# Text:
########################################

Pass the popcorn...

Oct 28, 2010 22:53

...because it's time for a film review post! And I'm actually getting somewhat close to catching up to myself in real life, so I can't exactly call these "old reviews" anymore, lol. But regardless, here are today's (minviendha, are you getting this?):

Valkyrie
3.5 stars

Here's the problem with Valkyrie: the audience knows going into it exactly how it ends. And it's difficult to enjoy a suspenseful performance when the suspense itself is that inherently hollow. It's like reading the last chapter of a book first, or flipping to the end of the Choose Your Own Adventure without at least trying it the right way. Some people like that kind of thing; I've been known to do it once or twice myself, even. But going into Valkyrie, knowing whatever it was going to do was already doomed to failure, did not encourage optimism in me about possibly enjoying the film.

########################################

# Aim of the exercise:
Continue the film review post about Valkyrie from the point where it stops.

# Entries supplied:
########################################

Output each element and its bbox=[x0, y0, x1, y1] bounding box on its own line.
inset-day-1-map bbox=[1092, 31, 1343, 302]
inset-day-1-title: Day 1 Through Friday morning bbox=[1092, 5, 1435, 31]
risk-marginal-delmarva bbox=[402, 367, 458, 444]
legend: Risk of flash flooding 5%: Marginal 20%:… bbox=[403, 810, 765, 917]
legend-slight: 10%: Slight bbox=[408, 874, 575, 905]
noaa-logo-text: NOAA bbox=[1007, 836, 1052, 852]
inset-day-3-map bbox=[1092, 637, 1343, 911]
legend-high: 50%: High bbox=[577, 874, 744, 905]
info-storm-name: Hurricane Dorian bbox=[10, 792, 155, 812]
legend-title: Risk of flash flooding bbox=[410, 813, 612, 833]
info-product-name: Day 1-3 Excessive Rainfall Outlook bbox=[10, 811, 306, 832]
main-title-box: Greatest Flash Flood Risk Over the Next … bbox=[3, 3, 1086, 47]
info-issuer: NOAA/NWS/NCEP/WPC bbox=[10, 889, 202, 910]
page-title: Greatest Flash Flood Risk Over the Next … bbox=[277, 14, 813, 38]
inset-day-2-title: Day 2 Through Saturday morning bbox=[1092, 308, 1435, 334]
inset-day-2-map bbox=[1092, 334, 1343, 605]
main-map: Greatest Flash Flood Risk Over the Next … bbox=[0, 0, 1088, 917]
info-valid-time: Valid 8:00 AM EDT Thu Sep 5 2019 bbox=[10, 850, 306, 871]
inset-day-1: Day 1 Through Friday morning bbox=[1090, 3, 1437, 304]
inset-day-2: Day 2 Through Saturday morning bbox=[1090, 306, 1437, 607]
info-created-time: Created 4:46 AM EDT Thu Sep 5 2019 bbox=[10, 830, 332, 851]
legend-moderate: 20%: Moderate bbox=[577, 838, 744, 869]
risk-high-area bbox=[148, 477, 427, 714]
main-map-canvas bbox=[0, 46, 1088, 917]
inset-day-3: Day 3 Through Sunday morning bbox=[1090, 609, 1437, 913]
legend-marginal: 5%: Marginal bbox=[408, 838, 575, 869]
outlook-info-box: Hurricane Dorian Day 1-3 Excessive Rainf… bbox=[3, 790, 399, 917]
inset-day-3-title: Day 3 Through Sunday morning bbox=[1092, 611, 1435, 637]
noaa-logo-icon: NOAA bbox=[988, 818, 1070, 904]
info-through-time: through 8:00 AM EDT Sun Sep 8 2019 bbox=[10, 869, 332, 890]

########################################

# Result of this task:
Fortunately, Valkyrie has two factors working in its favor. The first is that even though most people know (or heard, or were told, before they saw the film) that the plot against Hitler featured in Valkyrie failed, that's ALL most people knew about it. They didn't know the major characters, their motivations, or how their plan was set in motion. They didn't know how close it came to succeeding, or how many minute events and decisions were actually involved in both the plan's implementation and its ultimate failure. And they didn't know how deeply and emotionally involved the major players in the conspiracy were. The movie, wisely, focused on all of these factors, so that in many moments the audience was forced to remind itself that the plan wasn't going to work, just to avoid false hope.

The second thing that Valkyrie had going for it was its cast. I've honestly had it up to here with Tom Cruise, but in this film he gave the performance of his life. As a soldier who has lost his right hand fighting for Germany, then set in motion a plan to assassinate Hitler, the moment where he is commanded to salute and say "Heil Hitler"--and is shown doing so with his handless right arm raised in the foreground of the shot--hits the audience like a slug to the gut. And the supporting cast is even better. For serious, how can a film that features Kenneth Branagh, Tom Wilkinson, Bill Nighy, Kevin R. McNally, David Bamber and Eddie Izzard be anything less than insanely watchable? I submit that it cannot.

I lied: there's a third thing. Who in the world would imagine a WWII movie where the audience actually wants to root for the Germans? (Okay, only some of them, but even so...it's still very cool.)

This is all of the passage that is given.